Stored dataset items:
## begin

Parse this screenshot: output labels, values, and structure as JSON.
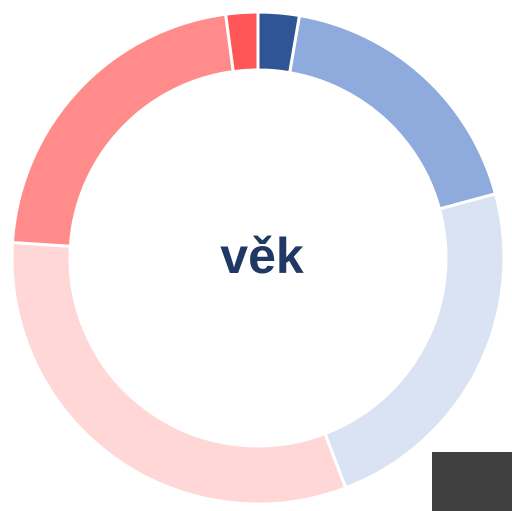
{
  "chart_data": {
    "type": "donut",
    "title": "věk",
    "values": [
      2.7,
      18.1,
      23.4,
      31.8,
      21.9,
      2.1
    ],
    "colors": [
      "#2f5597",
      "#8faadc",
      "#dae3f3",
      "#ffd7d7",
      "#ff8b8b",
      "#ff5757"
    ]
  }
}
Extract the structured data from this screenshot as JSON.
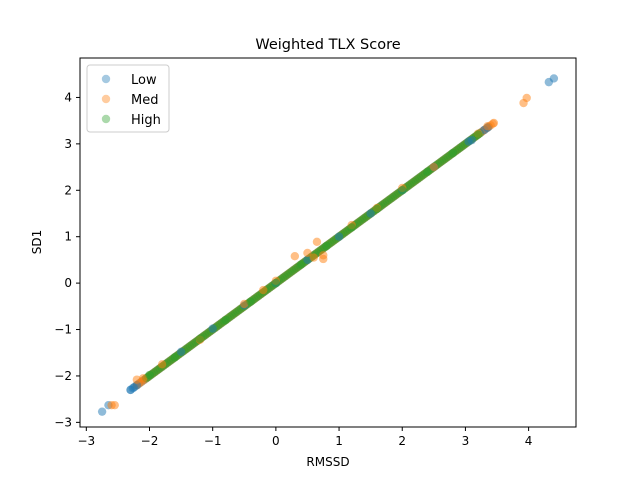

## end

Goal:
Every line above should be returned exactly; the pictures stay out.

Complete output:
Parse this screenshot: output labels, values, and structure as JSON.
{
  "chart_data": {
    "type": "donut",
    "title": "věk",
    "values": [
      2.7,
      18.1,
      23.4,
      31.8,
      21.9,
      2.1
    ],
    "colors": [
      "#2f5597",
      "#8faadc",
      "#dae3f3",
      "#ffd7d7",
      "#ff8b8b",
      "#ff5757"
    ]
  }
}
Extract the structured data from this screenshot as JSON.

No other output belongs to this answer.